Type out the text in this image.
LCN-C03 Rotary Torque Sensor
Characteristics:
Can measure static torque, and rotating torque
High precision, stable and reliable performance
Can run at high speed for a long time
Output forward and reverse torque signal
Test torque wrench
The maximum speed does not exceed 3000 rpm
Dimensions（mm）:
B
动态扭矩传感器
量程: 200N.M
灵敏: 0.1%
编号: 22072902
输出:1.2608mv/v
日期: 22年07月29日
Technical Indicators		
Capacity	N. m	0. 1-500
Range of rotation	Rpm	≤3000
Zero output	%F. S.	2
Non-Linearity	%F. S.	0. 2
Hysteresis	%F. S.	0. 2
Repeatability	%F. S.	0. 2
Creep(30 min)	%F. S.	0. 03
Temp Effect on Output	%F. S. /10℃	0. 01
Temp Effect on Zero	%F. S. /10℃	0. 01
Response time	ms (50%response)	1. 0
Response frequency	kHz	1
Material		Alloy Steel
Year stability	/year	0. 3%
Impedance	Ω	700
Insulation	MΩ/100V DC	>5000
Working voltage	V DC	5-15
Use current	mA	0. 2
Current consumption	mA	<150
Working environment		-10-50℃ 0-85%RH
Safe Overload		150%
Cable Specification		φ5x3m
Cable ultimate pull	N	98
* * * * * * * * *
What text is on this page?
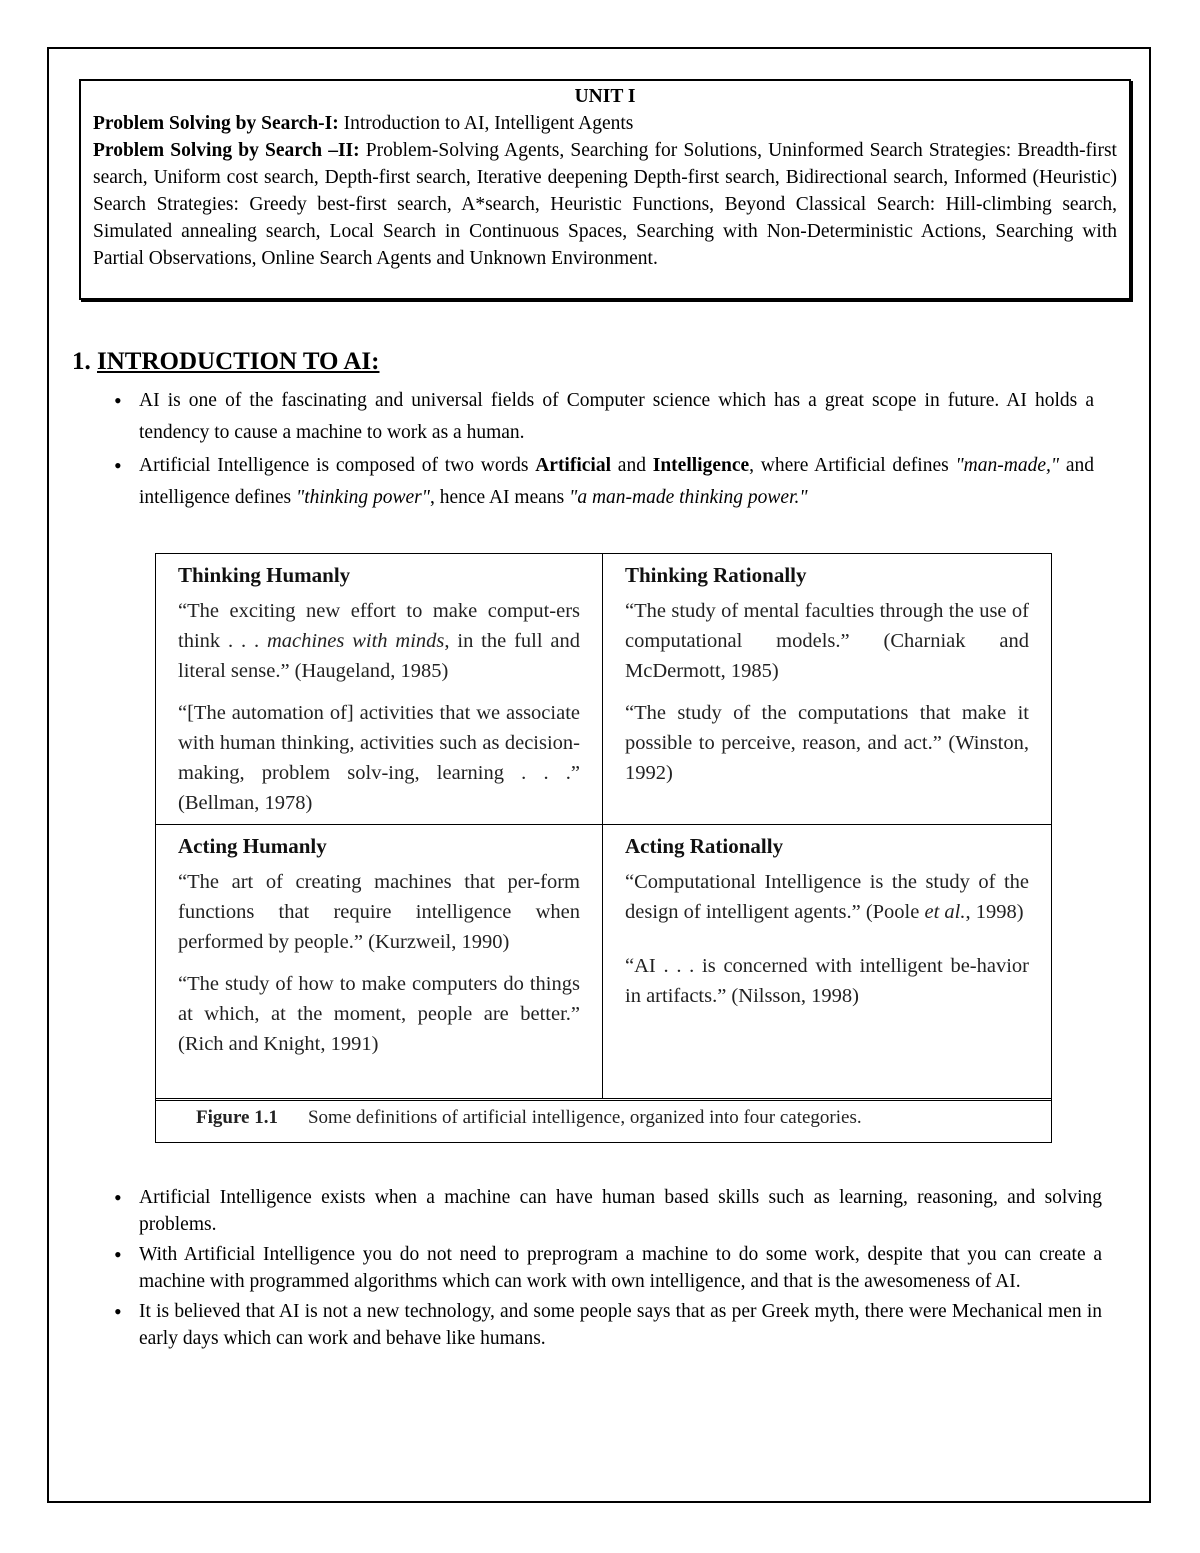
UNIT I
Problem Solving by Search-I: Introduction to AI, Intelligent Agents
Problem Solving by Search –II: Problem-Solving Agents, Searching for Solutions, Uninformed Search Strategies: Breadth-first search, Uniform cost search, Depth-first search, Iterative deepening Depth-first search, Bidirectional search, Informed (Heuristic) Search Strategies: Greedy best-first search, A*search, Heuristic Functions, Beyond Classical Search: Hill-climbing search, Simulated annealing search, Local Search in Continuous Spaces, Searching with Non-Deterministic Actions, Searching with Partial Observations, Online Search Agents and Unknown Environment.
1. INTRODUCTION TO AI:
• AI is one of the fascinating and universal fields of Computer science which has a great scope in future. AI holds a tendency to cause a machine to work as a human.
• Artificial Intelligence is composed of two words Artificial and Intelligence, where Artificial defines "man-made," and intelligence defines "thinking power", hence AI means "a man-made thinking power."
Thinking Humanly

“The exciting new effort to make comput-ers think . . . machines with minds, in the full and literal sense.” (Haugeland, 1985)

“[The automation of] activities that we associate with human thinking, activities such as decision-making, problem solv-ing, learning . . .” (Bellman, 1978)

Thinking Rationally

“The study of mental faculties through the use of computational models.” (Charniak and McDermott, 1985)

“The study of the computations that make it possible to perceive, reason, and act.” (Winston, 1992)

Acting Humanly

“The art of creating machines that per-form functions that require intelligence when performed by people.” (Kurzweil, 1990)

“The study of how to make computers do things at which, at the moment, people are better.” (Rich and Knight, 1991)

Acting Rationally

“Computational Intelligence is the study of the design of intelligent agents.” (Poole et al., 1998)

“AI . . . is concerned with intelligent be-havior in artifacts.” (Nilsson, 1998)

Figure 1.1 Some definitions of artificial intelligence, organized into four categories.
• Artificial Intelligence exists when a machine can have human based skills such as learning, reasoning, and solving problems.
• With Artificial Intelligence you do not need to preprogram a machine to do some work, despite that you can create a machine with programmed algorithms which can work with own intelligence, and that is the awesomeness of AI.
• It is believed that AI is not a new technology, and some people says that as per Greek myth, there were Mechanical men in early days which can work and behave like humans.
* * * * * * * * *
## GOAL
Pull every line containing "such" from the data.

## RESULT OF THE EXERCISE
“[The automation of] activities that we associate with human thinking, activities such as decision-making, problem solv-ing, learning . . .” (Bellman, 1978)
• Artificial Intelligence exists when a machine can have human based skills such as learning, reasoning, and solving problems.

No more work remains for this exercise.